╭─ DATA

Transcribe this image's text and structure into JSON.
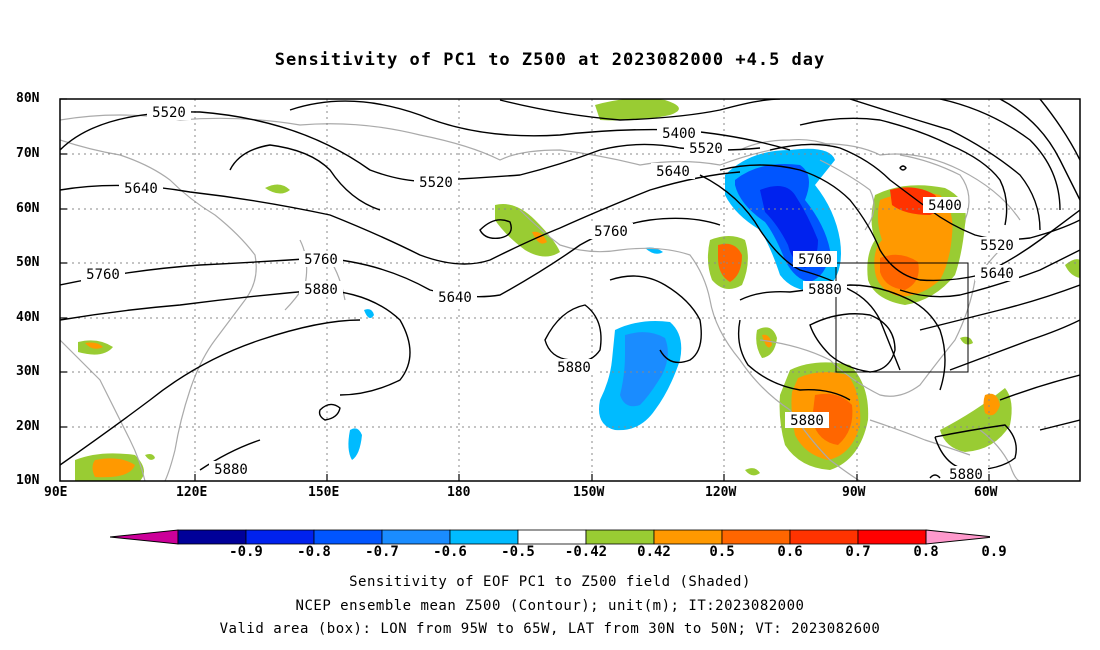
{
  "title": "Sensitivity of PC1 to Z500 at 2023082000 +4.5 day",
  "lat_labels": [
    "80N",
    "70N",
    "60N",
    "50N",
    "40N",
    "30N",
    "20N",
    "10N"
  ],
  "lon_labels": [
    "90E",
    "120E",
    "150E",
    "180",
    "150W",
    "120W",
    "90W",
    "60W"
  ],
  "contour_labels": {
    "c5520a": "5520",
    "c5400": "5400",
    "c5520b": "5520",
    "c5520c": "5520",
    "c5640a": "5640",
    "c5640b": "5640",
    "c5760a": "5760",
    "c5760b": "5760",
    "c5880a": "5880",
    "c5880b": "5880",
    "c5640c": "5640",
    "c5760c": "5760",
    "c5880c": "5880",
    "c5880d": "5880",
    "c5400b": "5400",
    "c5520d": "5520",
    "c5640d": "5640",
    "c5880e": "5880",
    "c5880f": "5880"
  },
  "colorbar": {
    "labels": [
      "-0.9",
      "-0.8",
      "-0.7",
      "-0.6",
      "-0.5",
      "-0.42",
      "0.42",
      "0.5",
      "0.6",
      "0.7",
      "0.8",
      "0.9"
    ],
    "colors": [
      "#000099",
      "#0022ee",
      "#0055ff",
      "#1a8cff",
      "#00bbff",
      "#ffffff",
      "#99cc33",
      "#ff9900",
      "#ff6600",
      "#ff3300",
      "#ff0000"
    ],
    "left_arrow_color": "#cc0099",
    "right_arrow_color": "#ff99cc"
  },
  "captions": [
    "Sensitivity of EOF PC1 to Z500 field (Shaded)",
    "NCEP ensemble mean Z500 (Contour); unit(m); IT:2023082000",
    "Valid area (box): LON from 95W to 65W, LAT from 30N to 50N; VT: 2023082600"
  ]
}
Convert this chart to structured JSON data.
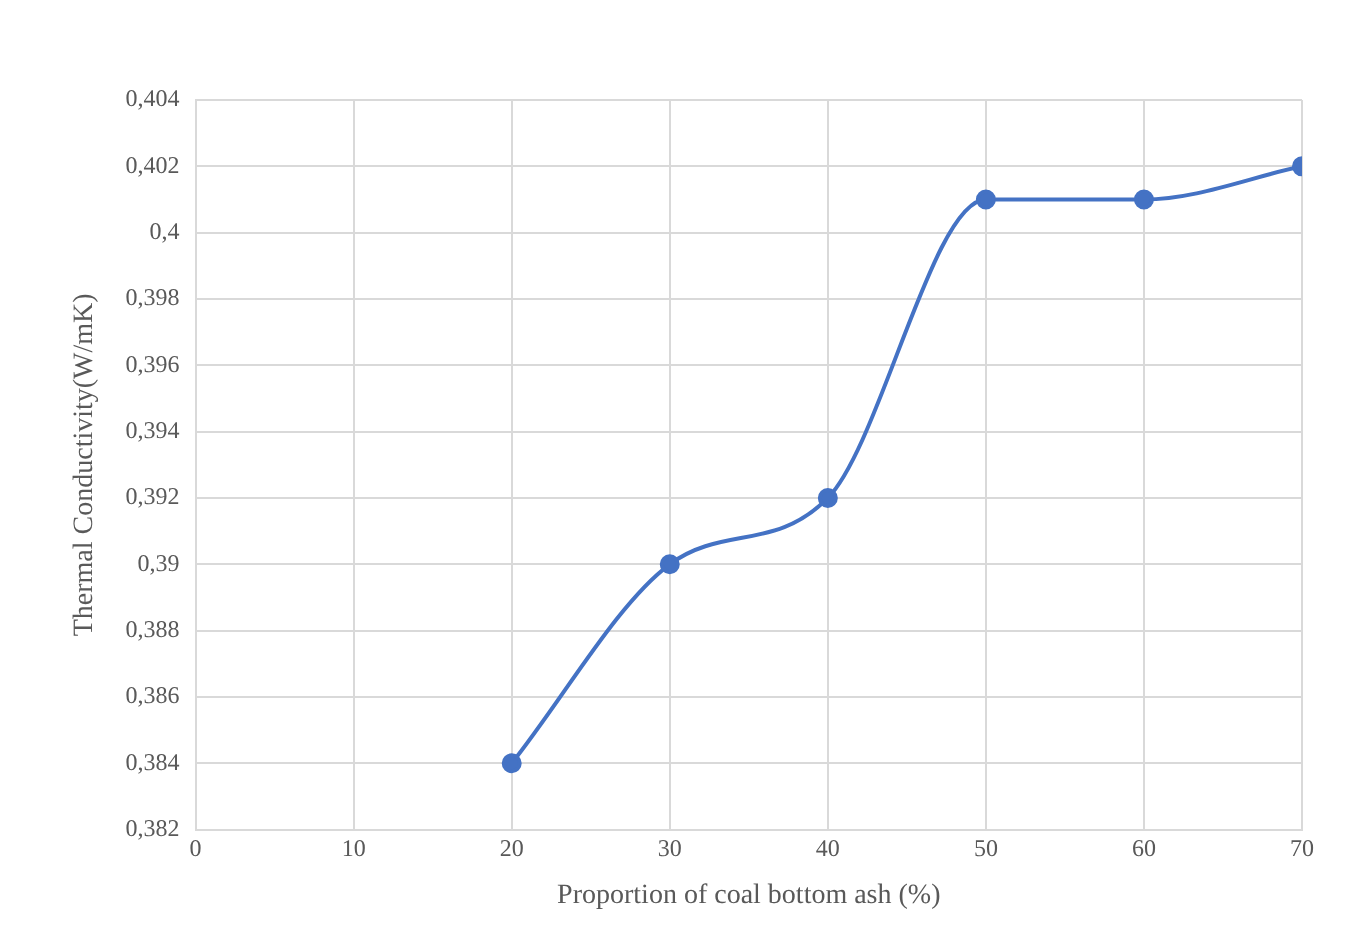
{
  "chart_data": {
    "type": "line",
    "xlabel": "Proportion of coal bottom ash (%)",
    "ylabel": "Thermal Conductivity(W/mK)",
    "x": [
      20,
      30,
      40,
      50,
      60,
      70
    ],
    "series": [
      {
        "color": "#4472c4",
        "values": [
          0.384,
          0.39,
          0.392,
          0.401,
          0.401,
          0.402
        ]
      }
    ],
    "xlim": [
      0,
      70
    ],
    "xticks": [
      0,
      10,
      20,
      30,
      40,
      50,
      60,
      70
    ],
    "ylim": [
      0.382,
      0.404
    ],
    "yticks": [
      {
        "value": 0.382,
        "label": "0,382"
      },
      {
        "value": 0.384,
        "label": "0,384"
      },
      {
        "value": 0.386,
        "label": "0,386"
      },
      {
        "value": 0.388,
        "label": "0,388"
      },
      {
        "value": 0.39,
        "label": "0,39"
      },
      {
        "value": 0.392,
        "label": "0,392"
      },
      {
        "value": 0.394,
        "label": "0,394"
      },
      {
        "value": 0.396,
        "label": "0,396"
      },
      {
        "value": 0.398,
        "label": "0,398"
      },
      {
        "value": 0.4,
        "label": "0,4"
      },
      {
        "value": 0.402,
        "label": "0,402"
      },
      {
        "value": 0.404,
        "label": "0,404"
      }
    ],
    "grid": true,
    "legend": false,
    "marker": "circle",
    "line_style": "solid"
  }
}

╰─

### WHAT YOU SHOULD DO:
Your answer should be a single number: the count of lines holding the word "Sensitivity".

### RESPONSE:
2